◆ Problem description
Your task is to write out the complete listing exactly as it is shown.
--- START Dataset content ---
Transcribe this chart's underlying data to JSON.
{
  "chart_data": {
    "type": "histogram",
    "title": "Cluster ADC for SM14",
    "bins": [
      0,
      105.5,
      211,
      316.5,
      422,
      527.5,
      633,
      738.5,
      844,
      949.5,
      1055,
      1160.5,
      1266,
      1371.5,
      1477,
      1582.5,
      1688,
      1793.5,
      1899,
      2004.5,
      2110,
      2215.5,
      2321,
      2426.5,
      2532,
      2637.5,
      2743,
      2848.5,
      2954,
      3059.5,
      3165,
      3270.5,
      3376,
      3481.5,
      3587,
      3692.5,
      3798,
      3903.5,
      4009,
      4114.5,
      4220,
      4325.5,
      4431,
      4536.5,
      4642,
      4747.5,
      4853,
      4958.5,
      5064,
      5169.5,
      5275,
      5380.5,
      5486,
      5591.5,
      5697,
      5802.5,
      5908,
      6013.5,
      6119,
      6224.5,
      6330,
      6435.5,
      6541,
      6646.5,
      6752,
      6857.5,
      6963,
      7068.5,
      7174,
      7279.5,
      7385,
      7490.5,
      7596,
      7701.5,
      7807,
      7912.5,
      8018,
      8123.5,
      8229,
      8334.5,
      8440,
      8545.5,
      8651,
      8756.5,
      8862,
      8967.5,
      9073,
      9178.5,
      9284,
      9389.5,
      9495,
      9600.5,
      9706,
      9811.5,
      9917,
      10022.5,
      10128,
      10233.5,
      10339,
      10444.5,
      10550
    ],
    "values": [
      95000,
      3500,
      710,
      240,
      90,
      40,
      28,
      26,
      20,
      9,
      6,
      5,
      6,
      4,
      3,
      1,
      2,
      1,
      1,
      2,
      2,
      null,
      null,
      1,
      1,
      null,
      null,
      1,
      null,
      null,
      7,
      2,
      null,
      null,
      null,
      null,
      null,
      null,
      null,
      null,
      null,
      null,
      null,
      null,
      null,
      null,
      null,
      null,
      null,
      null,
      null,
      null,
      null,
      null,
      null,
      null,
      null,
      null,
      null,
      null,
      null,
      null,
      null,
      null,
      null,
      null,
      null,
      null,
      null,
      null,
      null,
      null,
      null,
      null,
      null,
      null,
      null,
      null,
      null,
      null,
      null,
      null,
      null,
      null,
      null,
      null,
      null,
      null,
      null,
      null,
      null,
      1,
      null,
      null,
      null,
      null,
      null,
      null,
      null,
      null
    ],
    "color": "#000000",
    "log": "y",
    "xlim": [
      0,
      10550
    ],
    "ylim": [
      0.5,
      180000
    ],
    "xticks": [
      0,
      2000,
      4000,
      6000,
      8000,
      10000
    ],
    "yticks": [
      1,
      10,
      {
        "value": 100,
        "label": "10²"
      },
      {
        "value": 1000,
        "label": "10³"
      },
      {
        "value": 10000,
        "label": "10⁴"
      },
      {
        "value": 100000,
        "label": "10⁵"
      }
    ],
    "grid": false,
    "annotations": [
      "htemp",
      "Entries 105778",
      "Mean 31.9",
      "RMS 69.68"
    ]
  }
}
--- END Dataset content ---
◆ Exercise output
Transcribe this chart's underlying data to JSON.
{
  "chart_data": {
    "type": "histogram",
    "title": "Cluster ADC for SM14",
    "bins": [
      0,
      105.5,
      211,
      316.5,
      422,
      527.5,
      633,
      738.5,
      844,
      949.5,
      1055,
      1160.5,
      1266,
      1371.5,
      1477,
      1582.5,
      1688,
      1793.5,
      1899,
      2004.5,
      2110,
      2215.5,
      2321,
      2426.5,
      2532,
      2637.5,
      2743,
      2848.5,
      2954,
      3059.5,
      3165,
      3270.5,
      3376,
      3481.5,
      3587,
      3692.5,
      3798,
      3903.5,
      4009,
      4114.5,
      4220,
      4325.5,
      4431,
      4536.5,
      4642,
      4747.5,
      4853,
      4958.5,
      5064,
      5169.5,
      5275,
      5380.5,
      5486,
      5591.5,
      5697,
      5802.5,
      5908,
      6013.5,
      6119,
      6224.5,
      6330,
      6435.5,
      6541,
      6646.5,
      6752,
      6857.5,
      6963,
      7068.5,
      7174,
      7279.5,
      7385,
      7490.5,
      7596,
      7701.5,
      7807,
      7912.5,
      8018,
      8123.5,
      8229,
      8334.5,
      8440,
      8545.5,
      8651,
      8756.5,
      8862,
      8967.5,
      9073,
      9178.5,
      9284,
      9389.5,
      9495,
      9600.5,
      9706,
      9811.5,
      9917,
      10022.5,
      10128,
      10233.5,
      10339,
      10444.5,
      10550
    ],
    "values": [
      95000,
      3500,
      710,
      240,
      90,
      40,
      28,
      26,
      20,
      9,
      6,
      5,
      6,
      4,
      3,
      1,
      2,
      1,
      1,
      2,
      2,
      null,
      null,
      1,
      1,
      null,
      null,
      1,
      null,
      null,
      7,
      2,
      null,
      null,
      null,
      null,
      null,
      null,
      null,
      null,
      null,
      null,
      null,
      null,
      null,
      null,
      null,
      null,
      null,
      null,
      null,
      null,
      null,
      null,
      null,
      null,
      null,
      null,
      null,
      null,
      null,
      null,
      null,
      null,
      null,
      null,
      null,
      null,
      null,
      null,
      null,
      null,
      null,
      null,
      null,
      null,
      null,
      null,
      null,
      null,
      null,
      null,
      null,
      null,
      null,
      null,
      null,
      null,
      null,
      null,
      null,
      1,
      null,
      null,
      null,
      null,
      null,
      null,
      null,
      null
    ],
    "color": "#000000",
    "log": "y",
    "xlim": [
      0,
      10550
    ],
    "ylim": [
      0.5,
      180000
    ],
    "xticks": [
      0,
      2000,
      4000,
      6000,
      8000,
      10000
    ],
    "yticks": [
      1,
      10,
      {
        "value": 100,
        "label": "10²"
      },
      {
        "value": 1000,
        "label": "10³"
      },
      {
        "value": 10000,
        "label": "10⁴"
      },
      {
        "value": 100000,
        "label": "10⁵"
      }
    ],
    "grid": false,
    "annotations": [
      "htemp",
      "Entries 105778",
      "Mean 31.9",
      "RMS 69.68"
    ]
  }
}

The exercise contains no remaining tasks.